* **Problem**
Only a number is wanted here: the number of lines of the data that include "text".

* **Dataset records**
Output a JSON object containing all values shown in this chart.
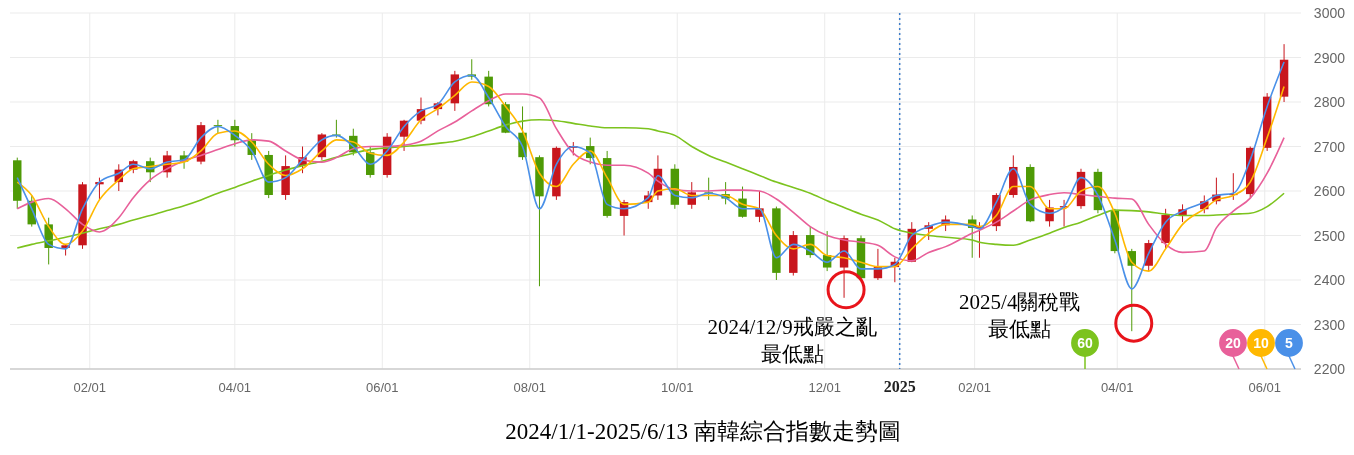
{
  "chart_data": {
    "type": "candlestick",
    "title": "2024/1/1-2025/6/13  南韓綜合指數走勢圖",
    "x": [
      "2024-01-02",
      "2024-01-08",
      "2024-01-15",
      "2024-01-22",
      "2024-01-29",
      "2024-02-05",
      "2024-02-13",
      "2024-02-19",
      "2024-02-26",
      "2024-03-04",
      "2024-03-11",
      "2024-03-18",
      "2024-03-25",
      "2024-04-01",
      "2024-04-08",
      "2024-04-15",
      "2024-04-22",
      "2024-04-29",
      "2024-05-07",
      "2024-05-13",
      "2024-05-20",
      "2024-05-27",
      "2024-06-03",
      "2024-06-10",
      "2024-06-17",
      "2024-06-24",
      "2024-07-01",
      "2024-07-08",
      "2024-07-15",
      "2024-07-22",
      "2024-07-29",
      "2024-08-05",
      "2024-08-12",
      "2024-08-19",
      "2024-08-26",
      "2024-09-02",
      "2024-09-09",
      "2024-09-19",
      "2024-09-23",
      "2024-09-30",
      "2024-10-07",
      "2024-10-14",
      "2024-10-21",
      "2024-10-28",
      "2024-11-04",
      "2024-11-11",
      "2024-11-18",
      "2024-11-25",
      "2024-12-02",
      "2024-12-09",
      "2024-12-16",
      "2024-12-23",
      "2024-12-30",
      "2025-01-06",
      "2025-01-13",
      "2025-01-20",
      "2025-01-31",
      "2025-02-03",
      "2025-02-10",
      "2025-02-17",
      "2025-02-24",
      "2025-03-04",
      "2025-03-10",
      "2025-03-17",
      "2025-03-24",
      "2025-03-31",
      "2025-04-07",
      "2025-04-14",
      "2025-04-21",
      "2025-04-28",
      "2025-05-07",
      "2025-05-12",
      "2025-05-19",
      "2025-05-26",
      "2025-06-02",
      "2025-06-09"
    ],
    "xlim": [
      "2023-12-30",
      "2025-06-16"
    ],
    "xticks": [
      {
        "value": "2024-02-01",
        "label": "02/01"
      },
      {
        "value": "2024-04-01",
        "label": "04/01"
      },
      {
        "value": "2024-06-01",
        "label": "06/01"
      },
      {
        "value": "2024-08-01",
        "label": "08/01"
      },
      {
        "value": "2024-10-01",
        "label": "10/01"
      },
      {
        "value": "2024-12-01",
        "label": "12/01"
      },
      {
        "value": "2025-01-01",
        "label": "2025"
      },
      {
        "value": "2025-02-01",
        "label": "02/01"
      },
      {
        "value": "2025-04-01",
        "label": "04/01"
      },
      {
        "value": "2025-06-01",
        "label": "06/01"
      }
    ],
    "ylim": [
      2200,
      3000
    ],
    "yticks": [
      2200,
      2300,
      2400,
      2500,
      2600,
      2700,
      2800,
      2900,
      3000
    ],
    "grid": true,
    "legend": "bottom right",
    "ohlc": [
      [
        2669,
        2675,
        2560,
        2578
      ],
      [
        2578,
        2590,
        2520,
        2525
      ],
      [
        2525,
        2540,
        2435,
        2472
      ],
      [
        2472,
        2480,
        2455,
        2478
      ],
      [
        2478,
        2620,
        2470,
        2615
      ],
      [
        2615,
        2630,
        2580,
        2620
      ],
      [
        2620,
        2660,
        2600,
        2648
      ],
      [
        2648,
        2670,
        2640,
        2667
      ],
      [
        2667,
        2675,
        2620,
        2642
      ],
      [
        2642,
        2690,
        2630,
        2680
      ],
      [
        2680,
        2690,
        2650,
        2666
      ],
      [
        2666,
        2755,
        2660,
        2748
      ],
      [
        2748,
        2760,
        2730,
        2746
      ],
      [
        2746,
        2760,
        2700,
        2714
      ],
      [
        2714,
        2730,
        2670,
        2681
      ],
      [
        2681,
        2690,
        2584,
        2591
      ],
      [
        2591,
        2680,
        2580,
        2656
      ],
      [
        2656,
        2700,
        2640,
        2676
      ],
      [
        2676,
        2730,
        2670,
        2727
      ],
      [
        2727,
        2760,
        2720,
        2724
      ],
      [
        2724,
        2740,
        2680,
        2687
      ],
      [
        2687,
        2700,
        2630,
        2636
      ],
      [
        2636,
        2730,
        2630,
        2722
      ],
      [
        2722,
        2760,
        2690,
        2758
      ],
      [
        2758,
        2810,
        2750,
        2784
      ],
      [
        2784,
        2800,
        2770,
        2797
      ],
      [
        2797,
        2870,
        2780,
        2862
      ],
      [
        2862,
        2896,
        2850,
        2857
      ],
      [
        2857,
        2870,
        2790,
        2795
      ],
      [
        2795,
        2800,
        2730,
        2731
      ],
      [
        2731,
        2790,
        2670,
        2676
      ],
      [
        2676,
        2680,
        2386,
        2588
      ],
      [
        2588,
        2700,
        2580,
        2697
      ],
      [
        2697,
        2710,
        2680,
        2701
      ],
      [
        2701,
        2720,
        2660,
        2674
      ],
      [
        2674,
        2690,
        2540,
        2544
      ],
      [
        2544,
        2580,
        2500,
        2575
      ],
      [
        2575,
        2600,
        2560,
        2590
      ],
      [
        2590,
        2680,
        2580,
        2650
      ],
      [
        2650,
        2660,
        2560,
        2569
      ],
      [
        2569,
        2620,
        2560,
        2597
      ],
      [
        2597,
        2630,
        2580,
        2593
      ],
      [
        2593,
        2620,
        2570,
        2583
      ],
      [
        2583,
        2610,
        2540,
        2542
      ],
      [
        2542,
        2600,
        2530,
        2561
      ],
      [
        2561,
        2565,
        2400,
        2416
      ],
      [
        2416,
        2510,
        2410,
        2501
      ],
      [
        2501,
        2520,
        2450,
        2456
      ],
      [
        2456,
        2510,
        2420,
        2428
      ],
      [
        2428,
        2500,
        2360,
        2494
      ],
      [
        2494,
        2500,
        2400,
        2404
      ],
      [
        2404,
        2470,
        2400,
        2429
      ],
      [
        2429,
        2450,
        2395,
        2441
      ],
      [
        2441,
        2530,
        2440,
        2515
      ],
      [
        2515,
        2530,
        2490,
        2523
      ],
      [
        2523,
        2545,
        2510,
        2536
      ],
      [
        2536,
        2545,
        2450,
        2517
      ],
      [
        2517,
        2530,
        2450,
        2521
      ],
      [
        2521,
        2595,
        2510,
        2591
      ],
      [
        2591,
        2680,
        2585,
        2654
      ],
      [
        2654,
        2660,
        2530,
        2532
      ],
      [
        2532,
        2580,
        2520,
        2563
      ],
      [
        2563,
        2580,
        2520,
        2566
      ],
      [
        2566,
        2650,
        2560,
        2643
      ],
      [
        2643,
        2650,
        2550,
        2557
      ],
      [
        2557,
        2560,
        2460,
        2465
      ],
      [
        2465,
        2470,
        2285,
        2432
      ],
      [
        2432,
        2490,
        2420,
        2483
      ],
      [
        2483,
        2560,
        2470,
        2546
      ],
      [
        2546,
        2570,
        2530,
        2559
      ],
      [
        2559,
        2590,
        2550,
        2577
      ],
      [
        2577,
        2630,
        2570,
        2592
      ],
      [
        2592,
        2640,
        2580,
        2593
      ],
      [
        2593,
        2700,
        2585,
        2697
      ],
      [
        2697,
        2820,
        2690,
        2812
      ],
      [
        2812,
        2930,
        2800,
        2895
      ]
    ],
    "colors": [
      "#4e9a06",
      "#4e9a06",
      "#4e9a06",
      "#c8161d",
      "#c8161d",
      "#c8161d",
      "#c8161d",
      "#c8161d",
      "#4e9a06",
      "#c8161d",
      "#4e9a06",
      "#c8161d",
      "#4e9a06",
      "#4e9a06",
      "#4e9a06",
      "#4e9a06",
      "#c8161d",
      "#c8161d",
      "#c8161d",
      "#4e9a06",
      "#4e9a06",
      "#4e9a06",
      "#c8161d",
      "#c8161d",
      "#c8161d",
      "#c8161d",
      "#c8161d",
      "#4e9a06",
      "#4e9a06",
      "#4e9a06",
      "#4e9a06",
      "#4e9a06",
      "#c8161d",
      "#c8161d",
      "#4e9a06",
      "#4e9a06",
      "#c8161d",
      "#c8161d",
      "#c8161d",
      "#4e9a06",
      "#c8161d",
      "#4e9a06",
      "#4e9a06",
      "#4e9a06",
      "#c8161d",
      "#4e9a06",
      "#c8161d",
      "#4e9a06",
      "#4e9a06",
      "#c8161d",
      "#4e9a06",
      "#c8161d",
      "#c8161d",
      "#c8161d",
      "#c8161d",
      "#c8161d",
      "#4e9a06",
      "#c8161d",
      "#c8161d",
      "#c8161d",
      "#4e9a06",
      "#c8161d",
      "#c8161d",
      "#c8161d",
      "#4e9a06",
      "#4e9a06",
      "#4e9a06",
      "#c8161d",
      "#c8161d",
      "#c8161d",
      "#c8161d",
      "#c8161d",
      "#c8161d",
      "#c8161d",
      "#c8161d",
      "#c8161d"
    ],
    "series": [
      {
        "name": "60",
        "type": "line",
        "color": "#7cc31e",
        "values": [
          2472,
          2480,
          2488,
          2496,
          2505,
          2515,
          2525,
          2535,
          2545,
          2556,
          2567,
          2580,
          2595,
          2608,
          2622,
          2635,
          2647,
          2657,
          2667,
          2676,
          2685,
          2693,
          2697,
          2700,
          2703,
          2707,
          2712,
          2722,
          2735,
          2748,
          2757,
          2760,
          2758,
          2752,
          2746,
          2742,
          2742,
          2740,
          2735,
          2725,
          2700,
          2680,
          2665,
          2650,
          2635,
          2620,
          2608,
          2595,
          2578,
          2563,
          2548,
          2535,
          2515,
          2505,
          2500,
          2496,
          2490,
          2485,
          2480,
          2478,
          2490,
          2505,
          2518,
          2530,
          2545,
          2557,
          2556,
          2553,
          2548,
          2545,
          2545,
          2546,
          2548,
          2550,
          2565,
          2595
        ]
      },
      {
        "name": "20",
        "type": "line",
        "color": "#e8609a",
        "values": [
          2560,
          2575,
          2583,
          2560,
          2525,
          2508,
          2540,
          2585,
          2625,
          2650,
          2668,
          2680,
          2693,
          2706,
          2715,
          2712,
          2690,
          2670,
          2665,
          2675,
          2695,
          2700,
          2700,
          2703,
          2712,
          2735,
          2755,
          2780,
          2803,
          2818,
          2818,
          2809,
          2740,
          2685,
          2665,
          2658,
          2658,
          2640,
          2622,
          2603,
          2600,
          2600,
          2602,
          2602,
          2600,
          2582,
          2552,
          2520,
          2500,
          2490,
          2485,
          2478,
          2452,
          2443,
          2462,
          2475,
          2505,
          2512,
          2530,
          2555,
          2580,
          2592,
          2596,
          2592,
          2588,
          2584,
          2582,
          2525,
          2480,
          2462,
          2465,
          2517,
          2555,
          2584,
          2640,
          2720
        ]
      },
      {
        "name": "10",
        "type": "line",
        "color": "#ffb800",
        "values": [
          2620,
          2590,
          2520,
          2480,
          2510,
          2580,
          2625,
          2650,
          2655,
          2660,
          2665,
          2690,
          2730,
          2735,
          2710,
          2660,
          2635,
          2650,
          2690,
          2715,
          2710,
          2685,
          2680,
          2710,
          2760,
          2785,
          2815,
          2845,
          2835,
          2790,
          2735,
          2640,
          2610,
          2660,
          2690,
          2630,
          2570,
          2575,
          2600,
          2605,
          2590,
          2590,
          2590,
          2570,
          2560,
          2500,
          2470,
          2480,
          2455,
          2450,
          2440,
          2430,
          2430,
          2470,
          2505,
          2525,
          2525,
          2520,
          2545,
          2610,
          2610,
          2560,
          2560,
          2600,
          2610,
          2550,
          2440,
          2420,
          2470,
          2525,
          2560,
          2580,
          2590,
          2620,
          2720,
          2835
        ]
      },
      {
        "name": "5",
        "type": "line",
        "color": "#4a90e8",
        "values": [
          2630,
          2560,
          2480,
          2470,
          2560,
          2620,
          2640,
          2660,
          2650,
          2665,
          2670,
          2720,
          2745,
          2725,
          2690,
          2620,
          2630,
          2670,
          2715,
          2725,
          2700,
          2660,
          2690,
          2745,
          2780,
          2795,
          2845,
          2860,
          2810,
          2745,
          2700,
          2560,
          2660,
          2700,
          2685,
          2570,
          2560,
          2585,
          2635,
          2590,
          2585,
          2595,
          2585,
          2560,
          2560,
          2450,
          2480,
          2465,
          2440,
          2465,
          2425,
          2425,
          2435,
          2500,
          2520,
          2530,
          2520,
          2515,
          2575,
          2650,
          2570,
          2550,
          2565,
          2630,
          2590,
          2490,
          2380,
          2460,
          2530,
          2555,
          2575,
          2590,
          2595,
          2670,
          2790,
          2890
        ]
      }
    ],
    "ref_lines": [
      {
        "axis": "x",
        "value": "2025-01-01",
        "color": "#3d7cc9",
        "line_style": "dotted"
      }
    ],
    "annotations": [
      {
        "text": "2024/12/9戒嚴之亂最低點",
        "x": "2024-12-09",
        "y": 2360
      },
      {
        "text": "2025/4關稅戰最低點",
        "x": "2025-04-07",
        "y": 2285
      }
    ]
  }
}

* **Task solution**
2